**Exercise goal**
Every entry must be repeated exactly. Exclude all pictures.

**Extracted records**
↓↓↓
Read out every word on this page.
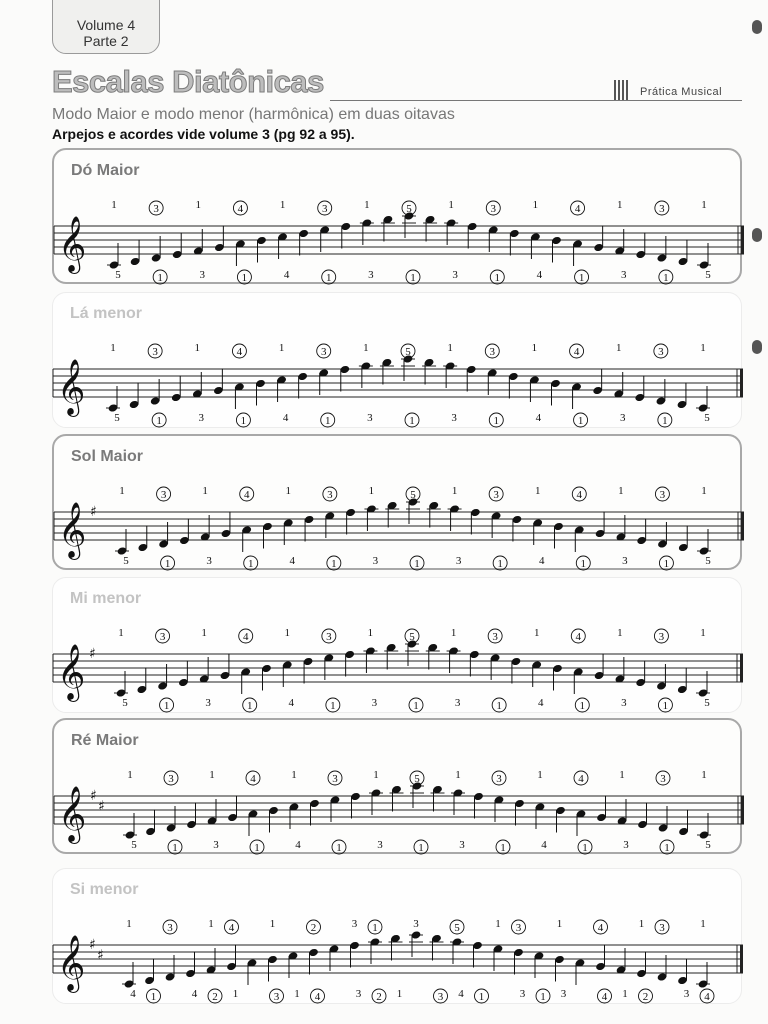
Volume 4
Parte 2
Escalas Diatônicas	Prática Musical
Modo Maior e modo menor (harmônica) em duas oitavas
Arpejos e acordes vide volume 3 (pg 92 a 95).
Dó Maior
𝄞
1	3	1	4	1	3	1	5	1	3	1	4	1	3	1
5	1	3	1	4	1	3	1	3	1	4	1	3	1	5
Lá menor
𝄞
1	3	1	4	1	3	1	5	1	3	1	4	1	3	1
5	1	3	1	4	1	3	1	3	1	4	1	3	1	5
Sol Maior
𝄞 ♯
1	3	1	4	1	3	1	5	1	3	1	4	1	3	1
5	1	3	1	4	1	3	1	3	1	4	1	3	1	5
Mi menor
𝄞 ♯
1	3	1	4	1	3	1	5	1	3	1	4	1	3	1
5	1	3	1	4	1	3	1	3	1	4	1	3	1	5
Ré Maior
𝄞 ♯
♯
1	3	1	4	1	3	1	5	1	3	1	4	1	3	1
5	1	3	1	4	1	3	1	3	1	4	1	3	1	5
Si menor
𝄞 ♯
♯
1	3	1 4	1	2	3 1	3	5	1 3	1	4	1 3	1
4 1	4 2 1	3 1 4	3 2 1	3 4 1	3 1 3	4 1 2	3 4
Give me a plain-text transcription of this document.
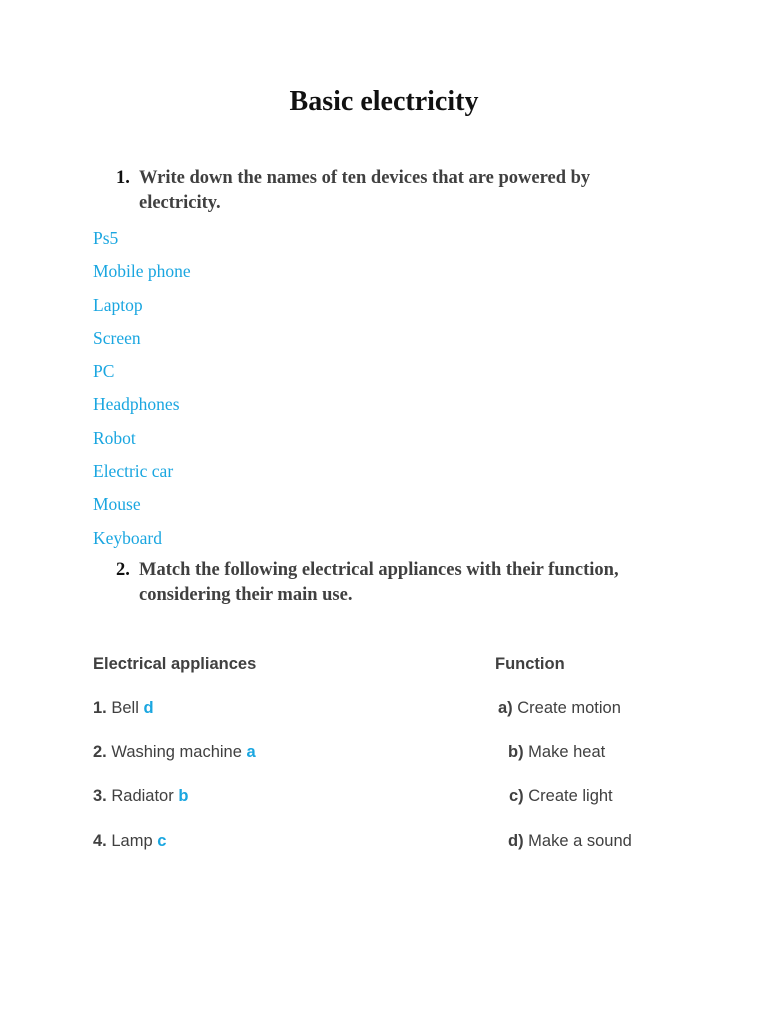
Basic electricity
1. Write down the names of ten devices that are powered by electricity.
Ps5
Mobile phone
Laptop
Screen
PC
Headphones
Robot
Electric car
Mouse
Keyboard
2. Match the following electrical appliances with their function, considering their main use.
Electrical appliances	Function
1. Bell d
2. Washing machine a
3. Radiator b
4. Lamp c
a) Create motion
b) Make heat
c) Create light
d) Make a sound
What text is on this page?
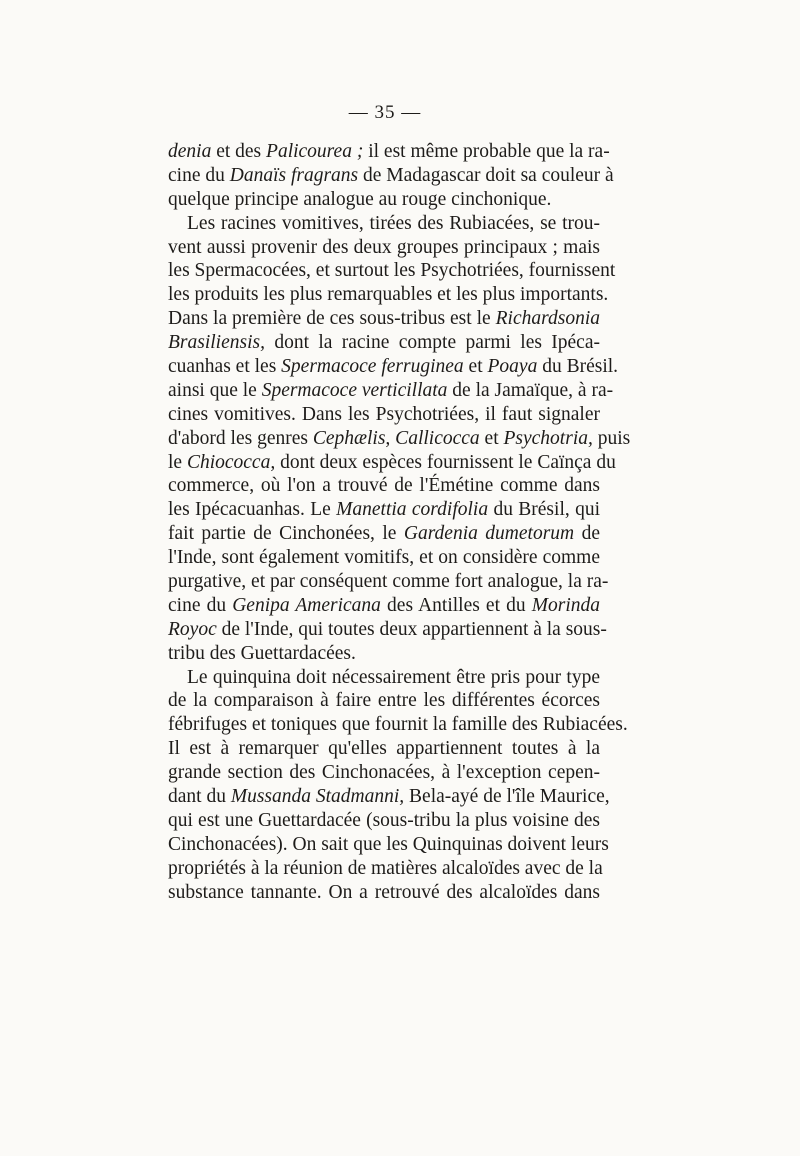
— 35 —
denia et des Palicourea ; il est même probable que la ra-
cine du Danaïs fragrans de Madagascar doit sa couleur à
quelque principe analogue au rouge cinchonique.
Les racines vomitives, tirées des Rubiacées, se trou-
vent aussi provenir des deux groupes principaux ; mais
les Spermacocées, et surtout les Psychotriées, fournissent
les produits les plus remarquables et les plus importants.
Dans la première de ces sous-tribus est le Richardsonia
Brasiliensis, dont la racine compte parmi les Ipéca-
cuanhas et les Spermacoce ferruginea et Poaya du Brésil.
ainsi que le Spermacoce verticillata de la Jamaïque, à ra-
cines vomitives. Dans les Psychotriées, il faut signaler
d'abord les genres Cephælis, Callicocca et Psychotria, puis
le Chiococca, dont deux espèces fournissent le Caïnça du
commerce, où l'on a trouvé de l'Émétine comme dans
les Ipécacuanhas. Le Manettia cordifolia du Brésil, qui
fait partie de Cinchonées, le Gardenia dumetorum de
l'Inde, sont également vomitifs, et on considère comme
purgative, et par conséquent comme fort analogue, la ra-
cine du Genipa Americana des Antilles et du Morinda
Royoc de l'Inde, qui toutes deux appartiennent à la sous-
tribu des Guettardacées.
Le quinquina doit nécessairement être pris pour type
de la comparaison à faire entre les différentes écorces
fébrifuges et toniques que fournit la famille des Rubiacées.
Il est à remarquer qu'elles appartiennent toutes à la
grande section des Cinchonacées, à l'exception cepen-
dant du Mussanda Stadmanni, Bela-ayé de l'île Maurice,
qui est une Guettardacée (sous-tribu la plus voisine des
Cinchonacées). On sait que les Quinquinas doivent leurs
propriétés à la réunion de matières alcaloïdes avec de la
substance tannante. On a retrouvé des alcaloïdes dans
↑↑↑
**The reply**
Read out every word on this page.
Volume 4
Parte 2
Escalas Diatônicas	Prática Musical
Modo Maior e modo menor (harmônica) em duas oitavas
Arpejos e acordes vide volume 3 (pg 92 a 95).
Dó Maior
𝄞
1	3	1	4	1	3	1	5	1	3	1	4	1	3	1
5	1	3	1	4	1	3	1	3	1	4	1	3	1	5
Lá menor
𝄞
1	3	1	4	1	3	1	5	1	3	1	4	1	3	1
5	1	3	1	4	1	3	1	3	1	4	1	3	1	5
Sol Maior
𝄞 ♯
1	3	1	4	1	3	1	5	1	3	1	4	1	3	1
5	1	3	1	4	1	3	1	3	1	4	1	3	1	5
Mi menor
𝄞 ♯
1	3	1	4	1	3	1	5	1	3	1	4	1	3	1
5	1	3	1	4	1	3	1	3	1	4	1	3	1	5
Ré Maior
𝄞 ♯
♯
1	3	1	4	1	3	1	5	1	3	1	4	1	3	1
5	1	3	1	4	1	3	1	3	1	4	1	3	1	5
Si menor
𝄞 ♯
♯
1	3	1 4	1	2	3 1	3	5	1 3	1	4	1 3	1
4 1	4 2 1	3 1 4	3 2 1	3 4 1	3 1 3	4 1 2	3 4
Give me a plain-text transcription of this document.
Basic electricity
1. Write down the names of ten devices that are powered by electricity.
Ps5
Mobile phone
Laptop
Screen
PC
Headphones
Robot
Electric car
Mouse
Keyboard
2. Match the following electrical appliances with their function, considering their main use.
Electrical appliances	Function
1. Bell d
2. Washing machine a
3. Radiator b
4. Lamp c
a) Create motion
b) Make heat
c) Create light
d) Make a sound
What text is on this page?
— 35 —
denia et des Palicourea ; il est même probable que la ra-
cine du Danaïs fragrans de Madagascar doit sa couleur à
quelque principe analogue au rouge cinchonique.
Les racines vomitives, tirées des Rubiacées, se trou-
vent aussi provenir des deux groupes principaux ; mais
les Spermacocées, et surtout les Psychotriées, fournissent
les produits les plus remarquables et les plus importants.
Dans la première de ces sous-tribus est le Richardsonia
Brasiliensis, dont la racine compte parmi les Ipéca-
cuanhas et les Spermacoce ferruginea et Poaya du Brésil.
ainsi que le Spermacoce verticillata de la Jamaïque, à ra-
cines vomitives. Dans les Psychotriées, il faut signaler
d'abord les genres Cephælis, Callicocca et Psychotria, puis
le Chiococca, dont deux espèces fournissent le Caïnça du
commerce, où l'on a trouvé de l'Émétine comme dans
les Ipécacuanhas. Le Manettia cordifolia du Brésil, qui
fait partie de Cinchonées, le Gardenia dumetorum de
l'Inde, sont également vomitifs, et on considère comme
purgative, et par conséquent comme fort analogue, la ra-
cine du Genipa Americana des Antilles et du Morinda
Royoc de l'Inde, qui toutes deux appartiennent à la sous-
tribu des Guettardacées.
Le quinquina doit nécessairement être pris pour type
de la comparaison à faire entre les différentes écorces
fébrifuges et toniques que fournit la famille des Rubiacées.
Il est à remarquer qu'elles appartiennent toutes à la
grande section des Cinchonacées, à l'exception cepen-
dant du Mussanda Stadmanni, Bela-ayé de l'île Maurice,
qui est une Guettardacée (sous-tribu la plus voisine des
Cinchonacées). On sait que les Quinquinas doivent leurs
propriétés à la réunion de matières alcaloïdes avec de la
substance tannante. On a retrouvé des alcaloïdes dans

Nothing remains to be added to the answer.